┌─ Dataset content

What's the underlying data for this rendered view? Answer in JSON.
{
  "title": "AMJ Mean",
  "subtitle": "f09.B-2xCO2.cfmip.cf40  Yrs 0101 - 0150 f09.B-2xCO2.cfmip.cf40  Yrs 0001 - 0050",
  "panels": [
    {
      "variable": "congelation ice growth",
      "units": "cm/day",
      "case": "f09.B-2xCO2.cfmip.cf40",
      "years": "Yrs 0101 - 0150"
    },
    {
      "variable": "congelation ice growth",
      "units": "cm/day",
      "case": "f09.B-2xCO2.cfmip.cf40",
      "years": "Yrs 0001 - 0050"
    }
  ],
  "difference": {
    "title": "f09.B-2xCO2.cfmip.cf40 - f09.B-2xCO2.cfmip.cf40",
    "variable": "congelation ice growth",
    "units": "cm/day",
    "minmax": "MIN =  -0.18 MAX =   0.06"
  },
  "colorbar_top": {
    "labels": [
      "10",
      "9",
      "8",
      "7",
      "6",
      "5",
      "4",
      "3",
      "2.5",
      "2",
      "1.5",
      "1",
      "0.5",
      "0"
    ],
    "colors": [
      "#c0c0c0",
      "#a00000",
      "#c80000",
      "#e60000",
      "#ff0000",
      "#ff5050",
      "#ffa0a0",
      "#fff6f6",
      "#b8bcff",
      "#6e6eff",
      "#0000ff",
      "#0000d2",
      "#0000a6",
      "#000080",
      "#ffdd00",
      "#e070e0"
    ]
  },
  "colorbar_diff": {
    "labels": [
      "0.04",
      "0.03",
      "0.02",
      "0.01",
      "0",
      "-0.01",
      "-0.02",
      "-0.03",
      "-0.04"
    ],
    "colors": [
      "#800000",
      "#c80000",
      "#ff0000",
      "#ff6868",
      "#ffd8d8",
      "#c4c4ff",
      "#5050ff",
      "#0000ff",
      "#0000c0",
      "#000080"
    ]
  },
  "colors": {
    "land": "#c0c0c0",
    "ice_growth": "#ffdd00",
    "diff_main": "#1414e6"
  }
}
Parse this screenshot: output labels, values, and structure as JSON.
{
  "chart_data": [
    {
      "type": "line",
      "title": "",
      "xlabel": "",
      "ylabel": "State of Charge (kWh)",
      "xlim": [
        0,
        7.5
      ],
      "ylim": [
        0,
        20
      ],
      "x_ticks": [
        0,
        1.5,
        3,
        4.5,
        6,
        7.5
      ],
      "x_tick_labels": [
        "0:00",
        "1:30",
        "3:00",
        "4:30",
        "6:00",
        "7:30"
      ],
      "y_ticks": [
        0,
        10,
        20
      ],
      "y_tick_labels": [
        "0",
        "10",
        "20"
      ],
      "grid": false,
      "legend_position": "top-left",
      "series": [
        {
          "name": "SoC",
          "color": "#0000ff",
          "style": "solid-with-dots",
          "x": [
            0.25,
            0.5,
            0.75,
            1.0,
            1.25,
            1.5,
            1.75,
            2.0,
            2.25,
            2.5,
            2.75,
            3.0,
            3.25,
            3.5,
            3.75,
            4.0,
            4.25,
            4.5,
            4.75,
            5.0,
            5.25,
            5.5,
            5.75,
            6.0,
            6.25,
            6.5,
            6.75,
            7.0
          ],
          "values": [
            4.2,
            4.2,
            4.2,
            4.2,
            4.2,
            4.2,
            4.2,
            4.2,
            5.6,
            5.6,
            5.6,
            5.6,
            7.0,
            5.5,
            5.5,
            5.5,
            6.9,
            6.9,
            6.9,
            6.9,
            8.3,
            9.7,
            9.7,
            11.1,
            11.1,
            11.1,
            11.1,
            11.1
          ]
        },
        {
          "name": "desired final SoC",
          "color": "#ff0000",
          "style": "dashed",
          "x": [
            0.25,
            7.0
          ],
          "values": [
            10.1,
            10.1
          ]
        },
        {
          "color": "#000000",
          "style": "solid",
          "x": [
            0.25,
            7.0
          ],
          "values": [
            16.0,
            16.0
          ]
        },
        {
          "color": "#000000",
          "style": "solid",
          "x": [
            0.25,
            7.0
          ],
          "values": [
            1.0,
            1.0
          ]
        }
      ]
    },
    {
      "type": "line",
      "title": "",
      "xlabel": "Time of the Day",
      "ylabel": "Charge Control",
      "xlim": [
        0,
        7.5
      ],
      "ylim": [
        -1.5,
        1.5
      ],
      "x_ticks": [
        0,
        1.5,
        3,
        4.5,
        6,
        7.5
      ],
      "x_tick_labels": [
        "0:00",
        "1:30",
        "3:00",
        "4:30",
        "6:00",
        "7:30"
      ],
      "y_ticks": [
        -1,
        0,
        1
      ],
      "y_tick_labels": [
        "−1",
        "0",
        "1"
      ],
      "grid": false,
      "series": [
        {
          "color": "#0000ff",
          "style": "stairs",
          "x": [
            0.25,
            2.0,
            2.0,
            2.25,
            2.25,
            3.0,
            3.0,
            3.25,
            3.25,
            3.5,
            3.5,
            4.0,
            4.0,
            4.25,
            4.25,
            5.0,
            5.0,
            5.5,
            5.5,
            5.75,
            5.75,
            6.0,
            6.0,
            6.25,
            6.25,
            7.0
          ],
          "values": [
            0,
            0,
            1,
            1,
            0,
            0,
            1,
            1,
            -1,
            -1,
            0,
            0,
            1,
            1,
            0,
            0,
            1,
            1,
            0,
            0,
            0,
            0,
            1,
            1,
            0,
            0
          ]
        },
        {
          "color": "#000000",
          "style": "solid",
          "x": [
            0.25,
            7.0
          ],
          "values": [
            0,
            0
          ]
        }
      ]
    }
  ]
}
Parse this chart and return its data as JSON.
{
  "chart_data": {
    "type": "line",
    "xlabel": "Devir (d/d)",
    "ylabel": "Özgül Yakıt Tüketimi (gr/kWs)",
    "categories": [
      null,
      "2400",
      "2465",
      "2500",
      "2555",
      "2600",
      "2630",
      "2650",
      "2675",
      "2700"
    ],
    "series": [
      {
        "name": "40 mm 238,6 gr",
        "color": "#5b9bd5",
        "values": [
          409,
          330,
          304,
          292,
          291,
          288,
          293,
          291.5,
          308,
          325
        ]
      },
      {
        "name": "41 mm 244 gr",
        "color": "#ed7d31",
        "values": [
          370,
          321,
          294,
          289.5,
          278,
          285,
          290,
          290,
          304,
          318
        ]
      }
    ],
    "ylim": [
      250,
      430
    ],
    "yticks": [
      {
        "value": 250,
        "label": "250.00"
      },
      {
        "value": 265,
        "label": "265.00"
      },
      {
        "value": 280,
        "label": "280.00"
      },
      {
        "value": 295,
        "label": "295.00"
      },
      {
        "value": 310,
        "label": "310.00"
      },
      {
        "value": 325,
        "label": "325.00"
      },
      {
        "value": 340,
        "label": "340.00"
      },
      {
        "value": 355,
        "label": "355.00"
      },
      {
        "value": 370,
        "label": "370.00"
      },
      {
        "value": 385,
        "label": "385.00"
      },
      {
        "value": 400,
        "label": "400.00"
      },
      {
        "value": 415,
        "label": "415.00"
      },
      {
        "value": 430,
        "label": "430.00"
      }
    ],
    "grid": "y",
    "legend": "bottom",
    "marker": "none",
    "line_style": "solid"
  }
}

└─

Work instructions ::
Gather every line from the listing above in which "xlabel" appears, and copy those lines.

Worked answer ::
      "xlabel": "",
      "xlabel": "Time of the Day",
    "xlabel": "Devir (d/d)",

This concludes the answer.